===== Given records
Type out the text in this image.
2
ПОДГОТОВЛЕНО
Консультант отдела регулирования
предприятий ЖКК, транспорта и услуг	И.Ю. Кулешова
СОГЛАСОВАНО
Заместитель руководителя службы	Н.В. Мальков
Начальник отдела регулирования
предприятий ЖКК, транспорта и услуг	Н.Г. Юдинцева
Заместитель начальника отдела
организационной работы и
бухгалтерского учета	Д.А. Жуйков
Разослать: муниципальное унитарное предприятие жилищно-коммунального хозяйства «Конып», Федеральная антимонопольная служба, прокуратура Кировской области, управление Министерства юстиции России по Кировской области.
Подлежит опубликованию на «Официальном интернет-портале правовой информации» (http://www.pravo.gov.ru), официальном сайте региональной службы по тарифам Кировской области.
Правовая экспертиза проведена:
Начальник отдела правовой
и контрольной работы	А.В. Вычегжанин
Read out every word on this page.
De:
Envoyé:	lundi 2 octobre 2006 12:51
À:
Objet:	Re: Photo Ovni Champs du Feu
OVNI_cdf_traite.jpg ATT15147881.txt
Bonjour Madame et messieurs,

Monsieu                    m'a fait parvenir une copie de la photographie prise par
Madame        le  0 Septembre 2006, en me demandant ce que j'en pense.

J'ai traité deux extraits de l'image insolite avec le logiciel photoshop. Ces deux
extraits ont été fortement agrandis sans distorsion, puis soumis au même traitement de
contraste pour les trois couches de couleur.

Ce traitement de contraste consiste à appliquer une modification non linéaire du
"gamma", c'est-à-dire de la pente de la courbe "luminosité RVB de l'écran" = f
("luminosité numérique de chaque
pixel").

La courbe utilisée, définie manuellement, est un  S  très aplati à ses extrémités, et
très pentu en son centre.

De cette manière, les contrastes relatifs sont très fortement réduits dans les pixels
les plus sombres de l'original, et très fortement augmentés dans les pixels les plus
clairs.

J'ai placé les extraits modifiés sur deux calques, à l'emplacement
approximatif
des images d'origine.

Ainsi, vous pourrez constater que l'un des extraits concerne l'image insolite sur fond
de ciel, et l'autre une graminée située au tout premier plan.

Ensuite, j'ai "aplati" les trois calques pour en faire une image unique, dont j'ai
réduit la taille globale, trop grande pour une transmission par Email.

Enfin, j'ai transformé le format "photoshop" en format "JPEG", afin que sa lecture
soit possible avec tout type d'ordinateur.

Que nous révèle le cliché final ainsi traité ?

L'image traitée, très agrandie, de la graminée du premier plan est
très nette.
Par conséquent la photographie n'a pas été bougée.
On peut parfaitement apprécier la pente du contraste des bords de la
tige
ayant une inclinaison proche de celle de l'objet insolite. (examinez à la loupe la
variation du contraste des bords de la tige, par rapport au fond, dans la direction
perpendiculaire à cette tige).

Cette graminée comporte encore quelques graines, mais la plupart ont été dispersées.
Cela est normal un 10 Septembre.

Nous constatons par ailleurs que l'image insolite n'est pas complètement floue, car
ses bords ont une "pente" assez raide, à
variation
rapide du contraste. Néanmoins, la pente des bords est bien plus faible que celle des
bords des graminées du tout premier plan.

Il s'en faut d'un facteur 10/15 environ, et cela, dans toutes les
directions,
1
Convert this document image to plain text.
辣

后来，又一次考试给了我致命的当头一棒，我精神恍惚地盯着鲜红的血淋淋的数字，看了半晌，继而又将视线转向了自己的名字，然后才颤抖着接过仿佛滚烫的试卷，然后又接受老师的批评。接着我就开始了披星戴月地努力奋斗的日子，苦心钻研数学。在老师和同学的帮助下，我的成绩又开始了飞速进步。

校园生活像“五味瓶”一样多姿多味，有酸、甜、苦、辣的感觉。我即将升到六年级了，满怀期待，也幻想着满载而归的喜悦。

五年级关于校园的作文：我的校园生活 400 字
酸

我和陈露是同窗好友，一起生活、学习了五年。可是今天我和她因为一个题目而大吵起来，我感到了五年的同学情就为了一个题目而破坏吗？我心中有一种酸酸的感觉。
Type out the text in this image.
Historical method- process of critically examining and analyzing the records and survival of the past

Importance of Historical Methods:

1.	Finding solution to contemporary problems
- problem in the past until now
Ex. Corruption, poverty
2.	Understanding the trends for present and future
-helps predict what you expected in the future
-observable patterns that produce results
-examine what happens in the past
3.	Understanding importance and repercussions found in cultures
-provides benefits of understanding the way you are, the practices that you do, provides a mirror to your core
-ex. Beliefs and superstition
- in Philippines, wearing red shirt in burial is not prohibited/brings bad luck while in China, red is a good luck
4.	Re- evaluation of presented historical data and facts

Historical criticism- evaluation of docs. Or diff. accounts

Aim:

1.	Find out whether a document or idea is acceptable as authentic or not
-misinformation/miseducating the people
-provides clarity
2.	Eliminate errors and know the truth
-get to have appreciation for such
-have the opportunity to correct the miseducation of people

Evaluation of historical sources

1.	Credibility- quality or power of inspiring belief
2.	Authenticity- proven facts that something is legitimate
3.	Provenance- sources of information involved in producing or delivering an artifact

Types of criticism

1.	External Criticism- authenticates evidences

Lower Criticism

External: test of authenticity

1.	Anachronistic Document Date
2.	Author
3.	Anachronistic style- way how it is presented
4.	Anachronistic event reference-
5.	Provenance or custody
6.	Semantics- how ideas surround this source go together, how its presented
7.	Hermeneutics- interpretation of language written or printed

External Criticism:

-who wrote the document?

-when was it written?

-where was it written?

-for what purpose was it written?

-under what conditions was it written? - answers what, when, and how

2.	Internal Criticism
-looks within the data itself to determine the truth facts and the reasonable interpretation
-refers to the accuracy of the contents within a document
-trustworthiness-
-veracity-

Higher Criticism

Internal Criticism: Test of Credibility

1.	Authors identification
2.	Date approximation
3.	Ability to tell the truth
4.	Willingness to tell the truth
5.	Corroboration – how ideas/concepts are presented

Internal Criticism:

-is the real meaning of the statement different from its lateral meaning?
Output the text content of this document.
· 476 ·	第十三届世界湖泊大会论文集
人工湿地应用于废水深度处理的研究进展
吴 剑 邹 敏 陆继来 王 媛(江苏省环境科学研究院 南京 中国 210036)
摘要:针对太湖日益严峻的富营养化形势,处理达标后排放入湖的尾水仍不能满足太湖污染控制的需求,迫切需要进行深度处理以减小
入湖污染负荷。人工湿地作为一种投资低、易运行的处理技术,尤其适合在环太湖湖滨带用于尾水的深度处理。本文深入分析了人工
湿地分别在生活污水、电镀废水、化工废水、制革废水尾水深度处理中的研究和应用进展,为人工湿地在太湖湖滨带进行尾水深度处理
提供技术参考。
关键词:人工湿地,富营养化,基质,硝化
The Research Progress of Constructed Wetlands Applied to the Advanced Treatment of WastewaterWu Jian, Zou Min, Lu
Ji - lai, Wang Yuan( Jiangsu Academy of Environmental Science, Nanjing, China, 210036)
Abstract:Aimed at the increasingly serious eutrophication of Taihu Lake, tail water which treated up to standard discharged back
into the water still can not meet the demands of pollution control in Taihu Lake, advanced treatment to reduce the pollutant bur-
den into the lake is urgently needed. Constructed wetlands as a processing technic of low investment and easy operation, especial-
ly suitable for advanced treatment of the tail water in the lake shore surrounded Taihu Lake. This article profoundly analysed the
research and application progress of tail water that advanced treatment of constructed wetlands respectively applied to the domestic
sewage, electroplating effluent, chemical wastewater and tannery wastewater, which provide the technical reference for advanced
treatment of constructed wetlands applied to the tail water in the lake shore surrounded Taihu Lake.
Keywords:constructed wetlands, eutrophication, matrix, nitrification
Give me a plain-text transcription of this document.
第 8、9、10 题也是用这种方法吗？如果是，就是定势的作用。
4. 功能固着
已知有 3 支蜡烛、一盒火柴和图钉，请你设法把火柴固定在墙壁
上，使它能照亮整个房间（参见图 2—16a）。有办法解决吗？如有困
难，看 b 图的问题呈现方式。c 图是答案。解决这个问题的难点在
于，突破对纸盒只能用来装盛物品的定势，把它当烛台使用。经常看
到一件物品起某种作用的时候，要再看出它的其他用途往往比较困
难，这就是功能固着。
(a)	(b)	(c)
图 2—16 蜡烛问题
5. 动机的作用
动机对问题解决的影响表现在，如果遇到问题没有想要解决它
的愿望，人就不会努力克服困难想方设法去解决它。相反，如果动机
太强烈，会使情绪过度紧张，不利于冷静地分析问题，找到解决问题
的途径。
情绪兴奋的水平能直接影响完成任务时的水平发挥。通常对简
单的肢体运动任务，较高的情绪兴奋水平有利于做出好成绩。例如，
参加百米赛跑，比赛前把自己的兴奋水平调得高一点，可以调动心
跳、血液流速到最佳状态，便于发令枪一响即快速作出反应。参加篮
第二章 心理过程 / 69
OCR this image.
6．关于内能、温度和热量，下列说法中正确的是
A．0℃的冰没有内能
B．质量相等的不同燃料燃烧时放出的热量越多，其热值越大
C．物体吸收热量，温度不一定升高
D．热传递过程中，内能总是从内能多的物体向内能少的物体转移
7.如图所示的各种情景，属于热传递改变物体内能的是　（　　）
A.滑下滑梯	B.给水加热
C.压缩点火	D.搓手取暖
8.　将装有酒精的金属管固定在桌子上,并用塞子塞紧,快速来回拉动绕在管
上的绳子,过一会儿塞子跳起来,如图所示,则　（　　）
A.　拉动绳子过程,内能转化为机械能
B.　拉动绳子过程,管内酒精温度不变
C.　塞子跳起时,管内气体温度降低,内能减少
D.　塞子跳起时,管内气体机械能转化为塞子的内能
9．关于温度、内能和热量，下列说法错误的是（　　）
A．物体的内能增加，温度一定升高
==========
Pick out each line containing the string "surrounded" and copy it.

ly suitable for advanced treatment of the tail water in the lake shore surrounded Taihu Lake. This article profoundly analysed the
treatment of constructed wetlands applied to the tail water in the lake shore surrounded Taihu Lake.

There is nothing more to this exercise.